» **EXERCISE PROMPT**:
Return every line of the material exactly.

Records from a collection
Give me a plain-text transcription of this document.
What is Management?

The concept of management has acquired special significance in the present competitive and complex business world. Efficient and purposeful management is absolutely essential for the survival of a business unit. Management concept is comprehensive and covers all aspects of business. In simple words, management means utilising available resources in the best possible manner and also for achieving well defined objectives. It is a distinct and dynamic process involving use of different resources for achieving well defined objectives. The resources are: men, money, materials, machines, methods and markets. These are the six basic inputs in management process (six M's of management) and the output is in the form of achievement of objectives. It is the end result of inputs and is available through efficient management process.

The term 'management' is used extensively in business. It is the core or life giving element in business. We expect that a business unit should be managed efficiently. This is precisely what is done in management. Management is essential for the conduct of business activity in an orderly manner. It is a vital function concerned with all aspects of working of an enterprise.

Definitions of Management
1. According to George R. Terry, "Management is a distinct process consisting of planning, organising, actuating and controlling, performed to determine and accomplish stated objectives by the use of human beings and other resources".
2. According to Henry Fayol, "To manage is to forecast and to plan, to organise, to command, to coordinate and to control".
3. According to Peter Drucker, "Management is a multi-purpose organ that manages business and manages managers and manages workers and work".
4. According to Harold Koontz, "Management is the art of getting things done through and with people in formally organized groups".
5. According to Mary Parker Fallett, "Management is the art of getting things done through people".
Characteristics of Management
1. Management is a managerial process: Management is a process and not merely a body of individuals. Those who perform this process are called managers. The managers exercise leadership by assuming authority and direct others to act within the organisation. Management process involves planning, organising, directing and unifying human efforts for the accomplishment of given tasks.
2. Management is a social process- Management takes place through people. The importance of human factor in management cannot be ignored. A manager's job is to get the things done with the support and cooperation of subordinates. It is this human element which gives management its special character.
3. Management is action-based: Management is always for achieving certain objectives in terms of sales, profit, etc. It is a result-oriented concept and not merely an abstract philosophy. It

» **ANSWER FOR THIS EXERCISE**:
Give me a plain-text transcription of this document.
What is Management?

The concept of management has acquired special significance in the present competitive and complex business world. Efficient and purposeful management is absolutely essential for the survival of a business unit. Management concept is comprehensive and covers all aspects of business. In simple words, management means utilising available resources in the best possible manner and also for achieving well defined objectives. It is a distinct and dynamic process involving use of different resources for achieving well defined objectives. The resources are: men, money, materials, machines, methods and markets. These are the six basic inputs in management process (six M's of management) and the output is in the form of achievement of objectives. It is the end result of inputs and is available through efficient management process.

The term 'management' is used extensively in business. It is the core or life giving element in business. We expect that a business unit should be managed efficiently. This is precisely what is done in management. Management is essential for the conduct of business activity in an orderly manner. It is a vital function concerned with all aspects of working of an enterprise.

Definitions of Management
1. According to George R. Terry, "Management is a distinct process consisting of planning, organising, actuating and controlling, performed to determine and accomplish stated objectives by the use of human beings and other resources".
2. According to Henry Fayol, "To manage is to forecast and to plan, to organise, to command, to coordinate and to control".
3. According to Peter Drucker, "Management is a multi-purpose organ that manages business and manages managers and manages workers and work".
4. According to Harold Koontz, "Management is the art of getting things done through and with people in formally organized groups".
5. According to Mary Parker Fallett, "Management is the art of getting things done through people".
Characteristics of Management
1. Management is a managerial process: Management is a process and not merely a body of individuals. Those who perform this process are called managers. The managers exercise leadership by assuming authority and direct others to act within the organisation. Management process involves planning, organising, directing and unifying human efforts for the accomplishment of given tasks.
2. Management is a social process- Management takes place through people. The importance of human factor in management cannot be ignored. A manager's job is to get the things done with the support and cooperation of subordinates. It is this human element which gives management its special character.
3. Management is action-based: Management is always for achieving certain objectives in terms of sales, profit, etc. It is a result-oriented concept and not merely an abstract philosophy. It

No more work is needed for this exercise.